Required work
Output the material below in its entirety, exactly as given.

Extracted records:
┏━━

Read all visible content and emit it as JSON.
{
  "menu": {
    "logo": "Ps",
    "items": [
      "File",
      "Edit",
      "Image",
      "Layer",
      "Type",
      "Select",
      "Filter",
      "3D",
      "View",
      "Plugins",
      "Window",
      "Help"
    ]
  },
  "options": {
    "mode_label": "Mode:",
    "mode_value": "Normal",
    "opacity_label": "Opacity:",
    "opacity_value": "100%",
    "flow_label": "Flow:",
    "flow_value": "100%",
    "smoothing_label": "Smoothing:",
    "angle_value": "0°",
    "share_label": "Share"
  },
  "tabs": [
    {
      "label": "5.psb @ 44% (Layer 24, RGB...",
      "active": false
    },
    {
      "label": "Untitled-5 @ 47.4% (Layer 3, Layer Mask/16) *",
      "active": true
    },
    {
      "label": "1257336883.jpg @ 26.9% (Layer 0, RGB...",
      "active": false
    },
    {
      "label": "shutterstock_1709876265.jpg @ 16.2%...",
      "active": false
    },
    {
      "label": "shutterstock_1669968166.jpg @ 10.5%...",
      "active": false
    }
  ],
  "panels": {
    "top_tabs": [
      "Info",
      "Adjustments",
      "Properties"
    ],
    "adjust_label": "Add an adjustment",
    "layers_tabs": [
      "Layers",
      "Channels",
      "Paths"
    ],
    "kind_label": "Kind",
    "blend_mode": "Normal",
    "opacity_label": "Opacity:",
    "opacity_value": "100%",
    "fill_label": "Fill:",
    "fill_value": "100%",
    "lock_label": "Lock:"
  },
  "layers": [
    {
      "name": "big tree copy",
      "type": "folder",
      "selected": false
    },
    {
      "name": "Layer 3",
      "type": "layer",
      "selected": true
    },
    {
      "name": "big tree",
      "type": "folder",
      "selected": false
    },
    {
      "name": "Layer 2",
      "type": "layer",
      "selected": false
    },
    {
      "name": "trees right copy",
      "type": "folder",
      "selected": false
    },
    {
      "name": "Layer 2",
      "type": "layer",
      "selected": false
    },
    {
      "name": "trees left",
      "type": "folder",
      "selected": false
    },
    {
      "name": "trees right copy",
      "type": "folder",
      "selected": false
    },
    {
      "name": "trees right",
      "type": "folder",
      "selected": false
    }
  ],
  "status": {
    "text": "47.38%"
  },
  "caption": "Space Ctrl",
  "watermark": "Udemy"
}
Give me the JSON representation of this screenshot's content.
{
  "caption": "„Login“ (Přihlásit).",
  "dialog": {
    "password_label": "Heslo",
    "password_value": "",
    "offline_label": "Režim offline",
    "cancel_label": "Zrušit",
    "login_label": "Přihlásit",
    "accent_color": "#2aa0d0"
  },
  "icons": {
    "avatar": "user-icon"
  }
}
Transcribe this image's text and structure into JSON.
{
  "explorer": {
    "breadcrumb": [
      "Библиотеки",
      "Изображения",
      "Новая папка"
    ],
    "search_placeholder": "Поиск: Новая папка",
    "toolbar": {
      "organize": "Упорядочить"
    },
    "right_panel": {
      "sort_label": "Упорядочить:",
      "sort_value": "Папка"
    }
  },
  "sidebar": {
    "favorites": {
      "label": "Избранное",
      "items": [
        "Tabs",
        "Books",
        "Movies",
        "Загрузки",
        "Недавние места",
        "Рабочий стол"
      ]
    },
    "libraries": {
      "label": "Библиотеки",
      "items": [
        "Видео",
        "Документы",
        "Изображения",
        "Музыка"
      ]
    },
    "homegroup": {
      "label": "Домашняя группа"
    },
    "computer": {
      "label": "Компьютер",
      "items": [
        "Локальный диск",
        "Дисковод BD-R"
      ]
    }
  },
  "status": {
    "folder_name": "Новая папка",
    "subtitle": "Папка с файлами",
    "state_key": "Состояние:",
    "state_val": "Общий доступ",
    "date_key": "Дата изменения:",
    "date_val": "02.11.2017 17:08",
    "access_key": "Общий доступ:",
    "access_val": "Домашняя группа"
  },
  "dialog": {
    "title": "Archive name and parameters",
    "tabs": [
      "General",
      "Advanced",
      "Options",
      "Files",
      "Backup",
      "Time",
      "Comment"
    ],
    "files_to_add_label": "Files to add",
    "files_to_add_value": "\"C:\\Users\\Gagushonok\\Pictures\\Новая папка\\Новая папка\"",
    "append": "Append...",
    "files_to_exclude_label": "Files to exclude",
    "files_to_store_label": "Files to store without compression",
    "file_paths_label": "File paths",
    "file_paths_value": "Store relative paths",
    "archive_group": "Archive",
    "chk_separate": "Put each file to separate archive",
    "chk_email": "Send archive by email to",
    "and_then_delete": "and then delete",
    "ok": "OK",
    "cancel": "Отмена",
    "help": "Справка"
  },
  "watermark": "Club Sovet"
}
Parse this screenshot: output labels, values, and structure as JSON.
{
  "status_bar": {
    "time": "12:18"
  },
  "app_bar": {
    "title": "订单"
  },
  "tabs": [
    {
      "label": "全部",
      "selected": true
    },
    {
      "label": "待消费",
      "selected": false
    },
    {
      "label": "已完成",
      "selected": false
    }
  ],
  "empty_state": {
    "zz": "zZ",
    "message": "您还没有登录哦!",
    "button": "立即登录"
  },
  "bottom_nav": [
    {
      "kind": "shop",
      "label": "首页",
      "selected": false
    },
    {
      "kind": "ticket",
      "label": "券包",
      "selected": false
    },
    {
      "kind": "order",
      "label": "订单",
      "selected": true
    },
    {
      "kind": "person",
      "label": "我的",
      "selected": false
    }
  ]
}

┗━━

Output for this exercise
Read all visible content and emit it as JSON.
{
  "menu": {
    "logo": "Ps",
    "items": [
      "File",
      "Edit",
      "Image",
      "Layer",
      "Type",
      "Select",
      "Filter",
      "3D",
      "View",
      "Plugins",
      "Window",
      "Help"
    ]
  },
  "options": {
    "mode_label": "Mode:",
    "mode_value": "Normal",
    "opacity_label": "Opacity:",
    "opacity_value": "100%",
    "flow_label": "Flow:",
    "flow_value": "100%",
    "smoothing_label": "Smoothing:",
    "angle_value": "0°",
    "share_label": "Share"
  },
  "tabs": [
    {
      "label": "5.psb @ 44% (Layer 24, RGB...",
      "active": false
    },
    {
      "label": "Untitled-5 @ 47.4% (Layer 3, Layer Mask/16) *",
      "active": true
    },
    {
      "label": "1257336883.jpg @ 26.9% (Layer 0, RGB...",
      "active": false
    },
    {
      "label": "shutterstock_1709876265.jpg @ 16.2%...",
      "active": false
    },
    {
      "label": "shutterstock_1669968166.jpg @ 10.5%...",
      "active": false
    }
  ],
  "panels": {
    "top_tabs": [
      "Info",
      "Adjustments",
      "Properties"
    ],
    "adjust_label": "Add an adjustment",
    "layers_tabs": [
      "Layers",
      "Channels",
      "Paths"
    ],
    "kind_label": "Kind",
    "blend_mode": "Normal",
    "opacity_label": "Opacity:",
    "opacity_value": "100%",
    "fill_label": "Fill:",
    "fill_value": "100%",
    "lock_label": "Lock:"
  },
  "layers": [
    {
      "name": "big tree copy",
      "type": "folder",
      "selected": false
    },
    {
      "name": "Layer 3",
      "type": "layer",
      "selected": true
    },
    {
      "name": "big tree",
      "type": "folder",
      "selected": false
    },
    {
      "name": "Layer 2",
      "type": "layer",
      "selected": false
    },
    {
      "name": "trees right copy",
      "type": "folder",
      "selected": false
    },
    {
      "name": "Layer 2",
      "type": "layer",
      "selected": false
    },
    {
      "name": "trees left",
      "type": "folder",
      "selected": false
    },
    {
      "name": "trees right copy",
      "type": "folder",
      "selected": false
    },
    {
      "name": "trees right",
      "type": "folder",
      "selected": false
    }
  ],
  "status": {
    "text": "47.38%"
  },
  "caption": "Space Ctrl",
  "watermark": "Udemy"
}
Give me the JSON representation of this screenshot's content.
{
  "caption": "„Login“ (Přihlásit).",
  "dialog": {
    "password_label": "Heslo",
    "password_value": "",
    "offline_label": "Režim offline",
    "cancel_label": "Zrušit",
    "login_label": "Přihlásit",
    "accent_color": "#2aa0d0"
  },
  "icons": {
    "avatar": "user-icon"
  }
}
Transcribe this image's text and structure into JSON.
{
  "explorer": {
    "breadcrumb": [
      "Библиотеки",
      "Изображения",
      "Новая папка"
    ],
    "search_placeholder": "Поиск: Новая папка",
    "toolbar": {
      "organize": "Упорядочить"
    },
    "right_panel": {
      "sort_label": "Упорядочить:",
      "sort_value": "Папка"
    }
  },
  "sidebar": {
    "favorites": {
      "label": "Избранное",
      "items": [
        "Tabs",
        "Books",
        "Movies",
        "Загрузки",
        "Недавние места",
        "Рабочий стол"
      ]
    },
    "libraries": {
      "label": "Библиотеки",
      "items": [
        "Видео",
        "Документы",
        "Изображения",
        "Музыка"
      ]
    },
    "homegroup": {
      "label": "Домашняя группа"
    },
    "computer": {
      "label": "Компьютер",
      "items": [
        "Локальный диск",
        "Дисковод BD-R"
      ]
    }
  },
  "status": {
    "folder_name": "Новая папка",
    "subtitle": "Папка с файлами",
    "state_key": "Состояние:",
    "state_val": "Общий доступ",
    "date_key": "Дата изменения:",
    "date_val": "02.11.2017 17:08",
    "access_key": "Общий доступ:",
    "access_val": "Домашняя группа"
  },
  "dialog": {
    "title": "Archive name and parameters",
    "tabs": [
      "General",
      "Advanced",
      "Options",
      "Files",
      "Backup",
      "Time",
      "Comment"
    ],
    "files_to_add_label": "Files to add",
    "files_to_add_value": "\"C:\\Users\\Gagushonok\\Pictures\\Новая папка\\Новая папка\"",
    "append": "Append...",
    "files_to_exclude_label": "Files to exclude",
    "files_to_store_label": "Files to store without compression",
    "file_paths_label": "File paths",
    "file_paths_value": "Store relative paths",
    "archive_group": "Archive",
    "chk_separate": "Put each file to separate archive",
    "chk_email": "Send archive by email to",
    "and_then_delete": "and then delete",
    "ok": "OK",
    "cancel": "Отмена",
    "help": "Справка"
  },
  "watermark": "Club Sovet"
}
Parse this screenshot: output labels, values, and structure as JSON.
{
  "status_bar": {
    "time": "12:18"
  },
  "app_bar": {
    "title": "订单"
  },
  "tabs": [
    {
      "label": "全部",
      "selected": true
    },
    {
      "label": "待消费",
      "selected": false
    },
    {
      "label": "已完成",
      "selected": false
    }
  ],
  "empty_state": {
    "zz": "zZ",
    "message": "您还没有登录哦!",
    "button": "立即登录"
  },
  "bottom_nav": [
    {
      "kind": "shop",
      "label": "首页",
      "selected": false
    },
    {
      "kind": "ticket",
      "label": "券包",
      "selected": false
    },
    {
      "kind": "order",
      "label": "订单",
      "selected": true
    },
    {
      "kind": "person",
      "label": "我的",
      "selected": false
    }
  ]
}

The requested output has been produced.